Mi pare che quest’anno il 25 aprile sardo abbia avuto, sotto il profilo politico-istituzionale, caratteristiche analoghe a quelle dell’anno scorso.
Le istituzioni governate dal centrodestra a matrice leghista, Fratelli d’Italia e sardista hanno schivato la ricorrenza della Liberazione.
In ordine di tempo seguirà Sa Die de sa Sardigna, al cui significato ho negli anni scorsi già dedicato qualche riflessione anche su Democrazia Oggi (Democrazia Oggi - Sa Die de sa Sardigna: una ricorrenza irrisolta).
Non so quest’anno cos’abbiano in programma istituzioni regionali e locali per celebrare la ricorrenza della Sarda Rivoluzione.
A un mondo di centrosinistra totalmente addormentato (sull’uno come sull’altro fronte, per tacere della sua assenza come opposizione politica e istituzionale) e a un mondo indipendentista tentato come sempre dal contrapporre le due date, vorrei far presente che rinunciare a trovarvi tratti di comunanza costituisce un grave errore storico, politico e culturale.

Voci riportate -
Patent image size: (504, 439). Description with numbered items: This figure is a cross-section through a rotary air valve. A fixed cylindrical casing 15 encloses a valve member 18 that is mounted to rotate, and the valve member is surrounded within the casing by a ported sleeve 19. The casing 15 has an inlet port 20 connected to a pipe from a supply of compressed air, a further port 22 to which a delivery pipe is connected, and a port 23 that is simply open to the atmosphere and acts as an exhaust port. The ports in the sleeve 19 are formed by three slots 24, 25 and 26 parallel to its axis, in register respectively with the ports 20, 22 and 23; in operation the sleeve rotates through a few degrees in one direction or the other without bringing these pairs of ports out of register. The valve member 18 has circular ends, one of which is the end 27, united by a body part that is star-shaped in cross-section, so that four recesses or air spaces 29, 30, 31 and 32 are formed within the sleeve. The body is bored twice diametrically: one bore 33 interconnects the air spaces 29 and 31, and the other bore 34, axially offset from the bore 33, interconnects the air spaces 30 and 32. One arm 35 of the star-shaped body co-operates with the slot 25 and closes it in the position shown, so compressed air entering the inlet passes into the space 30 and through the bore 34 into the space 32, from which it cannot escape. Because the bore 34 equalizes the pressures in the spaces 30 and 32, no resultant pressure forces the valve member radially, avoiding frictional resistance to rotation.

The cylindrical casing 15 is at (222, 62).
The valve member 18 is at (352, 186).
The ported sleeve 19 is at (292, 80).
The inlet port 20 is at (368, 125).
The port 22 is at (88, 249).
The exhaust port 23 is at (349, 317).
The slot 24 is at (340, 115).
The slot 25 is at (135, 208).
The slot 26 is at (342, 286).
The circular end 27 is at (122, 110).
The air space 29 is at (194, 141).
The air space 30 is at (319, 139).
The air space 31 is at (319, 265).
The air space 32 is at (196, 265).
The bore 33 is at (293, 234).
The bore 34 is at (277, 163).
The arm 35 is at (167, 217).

Elenco delle consegne -
1) Nel brano sul 25 aprile in Sardegna, quale ricorrenza viene indicata come la prossima in ordine di tempo?
2) Prolunga per favore il brano sul 25 aprile in Sardegna, scrivendo il seguito dopo la sua ultima frase.
Il materiale riportato sopra non serve a nulla in questo caso.

Risposte fornite -
1) Sa Die de sa Sardigna.

2)
Il 25 aprile, la Repubblica, la Costituzione hanno ridato voce alle soggettività storiche e politiche della ricca articolazione territoriale di quella complessa realtà che giocoforza si è trovata raggruppata nell’unità italiana, in forma certo non soddisfacente per le aspirazioni federaliste (del resto sempre minoritarie, fin dal Risorgimento), ma anche riaprendo spazi alla rinascita di soggettività le cui potenzialità tanto lo Stato liberale, quanto il regime fascista avevano duramente e radicalmente represso.
Senza il 25 aprile non avremmo avuto nè la Regione nè lo Statuto speciale.
E senza Regione e Statuto speciale non avremmo avuto la legge istitutiva de Sa Die de sa Sardigna.
Della quale ricorrenza tutto si è fatto in questi anni per oscurare il fatto che fu il primo tentativo nella nostra storia sarda di innestare sulla rivendicazione “nazionale” i principi democratici di matrice illuministica cui si ispirava il moto rivoluzionario francese.
E per mettere in secondo piano il fatto -divenuto dominante nella storia più recente- che la Sarda Rivoluzione fu sconfitta a causa del tradimento di quanti mai avrebbero voluto che la soggettività istituzionale rivendicata e ritrovata fosse uno strumento di liberazione democratica e di progresso nella giustizia sociale.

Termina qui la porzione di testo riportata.